(Data listing)
--- start ---
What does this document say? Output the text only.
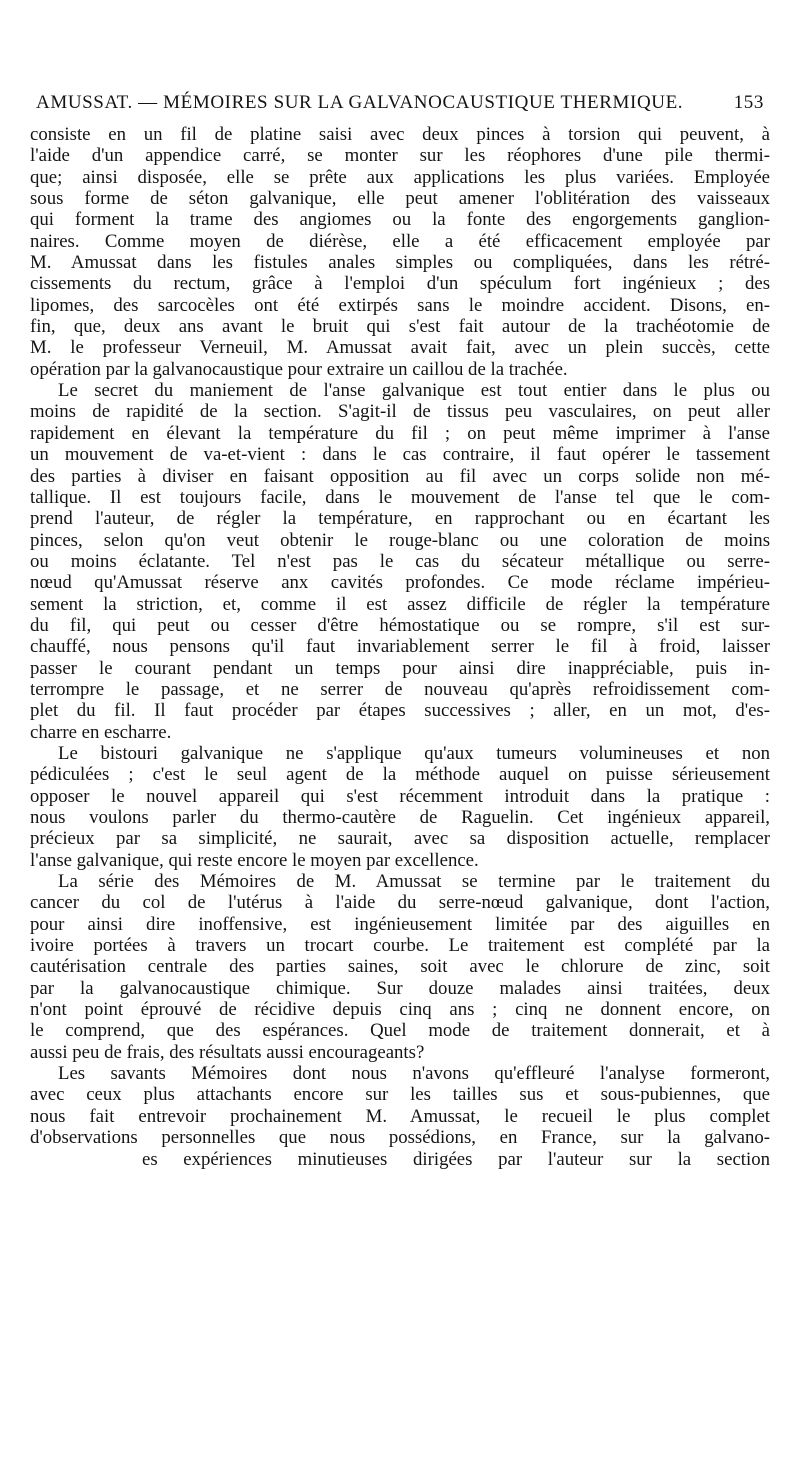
AMUSSAT. — MÉMOIRES SUR LA GALVANOCAUSTIQUE THERMIQUE.	153
consiste en un fil de platine saisi avec deux pinces à torsion qui peuvent, à
l'aide d'un appendice carré, se monter sur les réophores d'une pile thermi-
que; ainsi disposée, elle se prête aux applications les plus variées. Employée
sous forme de séton galvanique, elle peut amener l'oblitération des vaisseaux
qui forment la trame des angiomes ou la fonte des engorgements ganglion-
naires. Comme moyen de diérèse, elle a été efficacement employée par
M. Amussat dans les fistules anales simples ou compliquées, dans les rétré-
cissements du rectum, grâce à l'emploi d'un spéculum fort ingénieux ; des
lipomes, des sarcocèles ont été extirpés sans le moindre accident. Disons, en-
fin, que, deux ans avant le bruit qui s'est fait autour de la trachéotomie de
M. le professeur Verneuil, M. Amussat avait fait, avec un plein succès, cette
opération par la galvanocaustique pour extraire un caillou de la trachée.
Le secret du maniement de l'anse galvanique est tout entier dans le plus ou
moins de rapidité de la section. S'agit-il de tissus peu vasculaires, on peut aller
rapidement en élevant la température du fil ; on peut même imprimer à l'anse
un mouvement de va-et-vient : dans le cas contraire, il faut opérer le tassement
des parties à diviser en faisant opposition au fil avec un corps solide non mé-
tallique. Il est toujours facile, dans le mouvement de l'anse tel que le com-
prend l'auteur, de régler la température, en rapprochant ou en écartant les
pinces, selon qu'on veut obtenir le rouge-blanc ou une coloration de moins
ou moins éclatante. Tel n'est pas le cas du sécateur métallique ou serre-
nœud qu'Amussat réserve anx cavités profondes. Ce mode réclame impérieu-
sement la striction, et, comme il est assez difficile de régler la température
du fil, qui peut ou cesser d'être hémostatique ou se rompre, s'il est sur-
chauffé, nous pensons qu'il faut invariablement serrer le fil à froid, laisser
passer le courant pendant un temps pour ainsi dire inappréciable, puis in-
terrompre le passage, et ne serrer de nouveau qu'après refroidissement com-
plet du fil. Il faut procéder par étapes successives ; aller, en un mot, d'es-
charre en escharre.
Le bistouri galvanique ne s'applique qu'aux tumeurs volumineuses et non
pédiculées ; c'est le seul agent de la méthode auquel on puisse sérieusement
opposer le nouvel appareil qui s'est récemment introduit dans la pratique :
nous voulons parler du thermo-cautère de Raguelin. Cet ingénieux appareil,
précieux par sa simplicité, ne saurait, avec sa disposition actuelle, remplacer
l'anse galvanique, qui reste encore le moyen par excellence.
La série des Mémoires de M. Amussat se termine par le traitement du
cancer du col de l'utérus à l'aide du serre-nœud galvanique, dont l'action,
pour ainsi dire inoffensive, est ingénieusement limitée par des aiguilles en
ivoire portées à travers un trocart courbe. Le traitement est complété par la
cautérisation centrale des parties saines, soit avec le chlorure de zinc, soit
par la galvanocaustique chimique. Sur douze malades ainsi traitées, deux
n'ont point éprouvé de récidive depuis cinq ans ; cinq ne donnent encore, on
le comprend, que des espérances. Quel mode de traitement donnerait, et à
aussi peu de frais, des résultats aussi encourageants?
Les savants Mémoires dont nous n'avons qu'effleuré l'analyse formeront,
avec ceux plus attachants encore sur les tailles sus et sous-pubiennes, que
nous fait entrevoir prochainement M. Amussat, le recueil le plus complet
d'observations personnelles que nous possédions, en France, sur la galvano-
es expériences minutieuses dirigées par l'auteur sur la section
--- end ---
▸ Your goal:
Find the word "nous" in the entries above and gather every line that holds it.

▸ Finished exercise:
chauffé, nous pensons qu'il faut invariablement serrer le fil à froid, laisser
nous voulons parler du thermo-cautère de Raguelin. Cet ingénieux appareil,
Les savants Mémoires dont nous n'avons qu'effleuré l'analyse formeront,
nous fait entrevoir prochainement M. Amussat, le recueil le plus complet
d'observations personnelles que nous possédions, en France, sur la galvano-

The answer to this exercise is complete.